__OBJECTIVE__. Leave the pictures out and transcribe every record exactly.
** Start of EXTRACTED ENTRIES **
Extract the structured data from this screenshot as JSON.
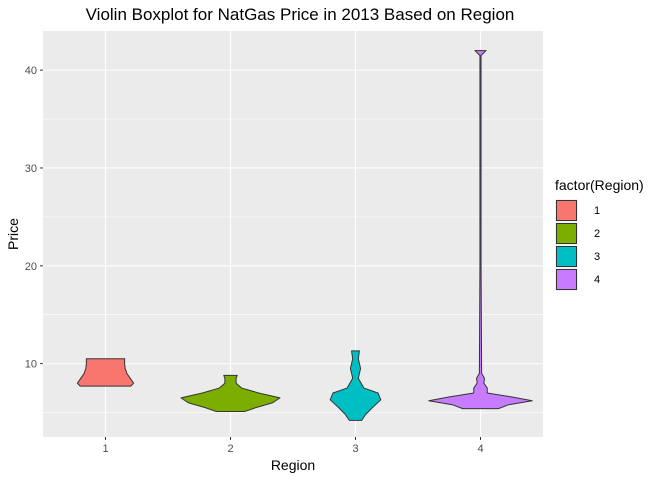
{
  "chart_data": {
    "type": "violin",
    "title": "Violin Boxplot for NatGas Price in 2013 Based on Region",
    "xlabel": "Region",
    "ylabel": "Price",
    "categories": [
      "1",
      "2",
      "3",
      "4"
    ],
    "yticks": [
      10,
      20,
      30,
      40
    ],
    "ylim": [
      2.5,
      44
    ],
    "grid": true,
    "legend": {
      "title": "factor(Region)",
      "position": "right",
      "entries": [
        "1",
        "2",
        "3",
        "4"
      ]
    },
    "colors": [
      "#F8766D",
      "#7CAE00",
      "#00BFC4",
      "#C77CFF"
    ],
    "series": [
      {
        "category": "1",
        "profile": [
          [
            7.7,
            0.45
          ],
          [
            8.0,
            0.5
          ],
          [
            8.5,
            0.44
          ],
          [
            9.0,
            0.38
          ],
          [
            9.5,
            0.35
          ],
          [
            10.0,
            0.34
          ],
          [
            10.5,
            0.34
          ]
        ]
      },
      {
        "category": "2",
        "profile": [
          [
            5.1,
            0.25
          ],
          [
            5.5,
            0.45
          ],
          [
            6.0,
            0.75
          ],
          [
            6.5,
            0.88
          ],
          [
            7.0,
            0.5
          ],
          [
            7.5,
            0.2
          ],
          [
            8.0,
            0.1
          ],
          [
            8.5,
            0.1
          ],
          [
            8.8,
            0.12
          ]
        ]
      },
      {
        "category": "3",
        "profile": [
          [
            4.2,
            0.11
          ],
          [
            4.8,
            0.18
          ],
          [
            5.5,
            0.3
          ],
          [
            6.3,
            0.45
          ],
          [
            7.0,
            0.4
          ],
          [
            7.5,
            0.15
          ],
          [
            8.5,
            0.05
          ],
          [
            9.5,
            0.09
          ],
          [
            10.5,
            0.05
          ],
          [
            11.3,
            0.07
          ]
        ]
      },
      {
        "category": "4",
        "profile": [
          [
            5.4,
            0.32
          ],
          [
            5.8,
            0.5
          ],
          [
            6.2,
            0.92
          ],
          [
            6.6,
            0.55
          ],
          [
            7.0,
            0.12
          ],
          [
            7.5,
            0.12
          ],
          [
            8.0,
            0.06
          ],
          [
            8.5,
            0.07
          ],
          [
            9.0,
            0.02
          ],
          [
            20.0,
            0.01
          ],
          [
            41.5,
            0.01
          ],
          [
            42.0,
            0.1
          ]
        ]
      }
    ]
  }
}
** End of EXTRACTED ENTRIES **
__EXERCISE RESPONSE__.
Extract the structured data from this screenshot as JSON.
{
  "chart_data": {
    "type": "violin",
    "title": "Violin Boxplot for NatGas Price in 2013 Based on Region",
    "xlabel": "Region",
    "ylabel": "Price",
    "categories": [
      "1",
      "2",
      "3",
      "4"
    ],
    "yticks": [
      10,
      20,
      30,
      40
    ],
    "ylim": [
      2.5,
      44
    ],
    "grid": true,
    "legend": {
      "title": "factor(Region)",
      "position": "right",
      "entries": [
        "1",
        "2",
        "3",
        "4"
      ]
    },
    "colors": [
      "#F8766D",
      "#7CAE00",
      "#00BFC4",
      "#C77CFF"
    ],
    "series": [
      {
        "category": "1",
        "profile": [
          [
            7.7,
            0.45
          ],
          [
            8.0,
            0.5
          ],
          [
            8.5,
            0.44
          ],
          [
            9.0,
            0.38
          ],
          [
            9.5,
            0.35
          ],
          [
            10.0,
            0.34
          ],
          [
            10.5,
            0.34
          ]
        ]
      },
      {
        "category": "2",
        "profile": [
          [
            5.1,
            0.25
          ],
          [
            5.5,
            0.45
          ],
          [
            6.0,
            0.75
          ],
          [
            6.5,
            0.88
          ],
          [
            7.0,
            0.5
          ],
          [
            7.5,
            0.2
          ],
          [
            8.0,
            0.1
          ],
          [
            8.5,
            0.1
          ],
          [
            8.8,
            0.12
          ]
        ]
      },
      {
        "category": "3",
        "profile": [
          [
            4.2,
            0.11
          ],
          [
            4.8,
            0.18
          ],
          [
            5.5,
            0.3
          ],
          [
            6.3,
            0.45
          ],
          [
            7.0,
            0.4
          ],
          [
            7.5,
            0.15
          ],
          [
            8.5,
            0.05
          ],
          [
            9.5,
            0.09
          ],
          [
            10.5,
            0.05
          ],
          [
            11.3,
            0.07
          ]
        ]
      },
      {
        "category": "4",
        "profile": [
          [
            5.4,
            0.32
          ],
          [
            5.8,
            0.5
          ],
          [
            6.2,
            0.92
          ],
          [
            6.6,
            0.55
          ],
          [
            7.0,
            0.12
          ],
          [
            7.5,
            0.12
          ],
          [
            8.0,
            0.06
          ],
          [
            8.5,
            0.07
          ],
          [
            9.0,
            0.02
          ],
          [
            20.0,
            0.01
          ],
          [
            41.5,
            0.01
          ],
          [
            42.0,
            0.1
          ]
        ]
      }
    ]
  }
}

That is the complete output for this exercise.